Text-to-Speech Software for Linux: If you've been using Mac OS X or Windows Vista before, you may be a bit disappointed to learn that there's no speech synthesizer or text-to-speech (TTS) application that is installed by default on your Linux distribution. For those of you who don't know what a speech synthesizer is, it's simply a computer program that converts normal language text into speech. Text-to-speech software can be of great help particularly for people who are visually impaired and those who are mute.
If you've been looking for a free speech synthesizer for Linux, the one that I can highly recommend is a program called Festival. As described from its project website: Festival offers a general framework for building speech synthesis systems as well as including examples of various modules. As a whole, it offers full text to speech through a number APIs: from shell level, though a Scheme command interpreter, as a C++ library, from Java, and an Emacs interface. Festival is multi-lingual (currently English (British and American), and Spanish) though English is the most advanced.

· · · ·

Tasks:
A – In the passage on Linux text-to-speech software, which languages does Festival currently support?
B – Write the next part of the passage on Linux text-to-speech software, starting after its final sentence.
The lines after this have nothing to do with the passage on Linux text-to-speech software.

Items listed in a dataset:
· · · ·

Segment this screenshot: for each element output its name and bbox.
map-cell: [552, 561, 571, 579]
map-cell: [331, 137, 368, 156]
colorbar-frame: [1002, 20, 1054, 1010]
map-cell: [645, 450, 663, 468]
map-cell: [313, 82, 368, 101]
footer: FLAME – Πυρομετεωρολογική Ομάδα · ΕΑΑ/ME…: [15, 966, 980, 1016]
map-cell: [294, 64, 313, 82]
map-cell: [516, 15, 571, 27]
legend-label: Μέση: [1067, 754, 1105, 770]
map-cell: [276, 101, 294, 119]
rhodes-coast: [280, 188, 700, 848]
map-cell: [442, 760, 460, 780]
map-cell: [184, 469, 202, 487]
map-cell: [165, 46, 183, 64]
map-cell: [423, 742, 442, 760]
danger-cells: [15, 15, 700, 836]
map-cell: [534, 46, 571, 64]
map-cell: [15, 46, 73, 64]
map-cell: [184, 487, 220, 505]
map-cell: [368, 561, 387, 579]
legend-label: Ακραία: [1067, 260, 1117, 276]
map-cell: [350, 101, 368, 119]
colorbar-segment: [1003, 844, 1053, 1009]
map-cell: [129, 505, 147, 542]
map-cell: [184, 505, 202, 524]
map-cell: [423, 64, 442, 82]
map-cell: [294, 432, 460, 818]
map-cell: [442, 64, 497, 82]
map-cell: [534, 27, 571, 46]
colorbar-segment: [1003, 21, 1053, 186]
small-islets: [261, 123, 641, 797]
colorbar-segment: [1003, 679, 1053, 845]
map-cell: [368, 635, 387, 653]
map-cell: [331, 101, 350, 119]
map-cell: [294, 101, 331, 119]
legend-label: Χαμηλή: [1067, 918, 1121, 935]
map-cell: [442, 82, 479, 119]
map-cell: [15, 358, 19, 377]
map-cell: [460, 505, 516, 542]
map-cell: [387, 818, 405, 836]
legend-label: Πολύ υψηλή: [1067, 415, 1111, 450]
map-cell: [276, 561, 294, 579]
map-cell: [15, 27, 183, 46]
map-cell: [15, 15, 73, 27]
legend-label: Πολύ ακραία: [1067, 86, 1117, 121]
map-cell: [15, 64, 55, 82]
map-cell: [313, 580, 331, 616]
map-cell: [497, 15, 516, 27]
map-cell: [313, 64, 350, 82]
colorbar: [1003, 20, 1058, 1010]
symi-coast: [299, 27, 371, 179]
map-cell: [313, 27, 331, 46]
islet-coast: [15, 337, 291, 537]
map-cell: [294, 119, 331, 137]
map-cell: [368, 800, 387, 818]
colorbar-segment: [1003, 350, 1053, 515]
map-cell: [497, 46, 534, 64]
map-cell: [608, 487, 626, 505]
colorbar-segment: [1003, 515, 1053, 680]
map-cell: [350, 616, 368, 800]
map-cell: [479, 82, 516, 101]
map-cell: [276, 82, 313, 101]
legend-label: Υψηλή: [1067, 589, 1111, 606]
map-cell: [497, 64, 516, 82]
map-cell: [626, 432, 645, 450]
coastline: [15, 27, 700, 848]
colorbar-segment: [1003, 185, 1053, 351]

· · · ·

Answers to the tasks:
A – English (British and American) and Spanish.

B –
Festival is probably available in most distro repositories so just search for it and install it via the package manager. Once installed, you can immediately set it to work. Here are some basic uses of Festival:
It can read whatever you type on the command line. Open a terminal and start festival with this command:
A prompt will appear. Make it speak by typing this from the command line:
(SayText "festival will read this line")
Festival can also be very useful if you want it to read a whole text file. From the terminal, simply navigate to where your text file is located, and use this command:
$ festival --tts your_text_file.txt
For more information and other options on using Festival, you can read the complete manual from HERE.
In KDE desktop, there's already a text-to-speech software installed by default called KTTS, but it is currently under development. Try to make it speak “Hello World” by typing these commands from the Linux terminal:
$ dcop kttsd KSpeech setText "Hello World" "en"
$ dcop kttsd KSpeech startText 0
KTTS has a GUI front-end called KMouth.
A user can type a word, phrase, or sentences that he/she wants to hear through its input field. KMouth also contains a history of spoken phrases so the users can easily select phrases from the history which he/she wants to be re-spoken using a few mouse clicks. It also has a phrase book and word completion options.
For GNOME users, you can use Orca’s speech synthesizer. I haven't tried it yet so for those of you who have, please share with us your experiences of using Orca.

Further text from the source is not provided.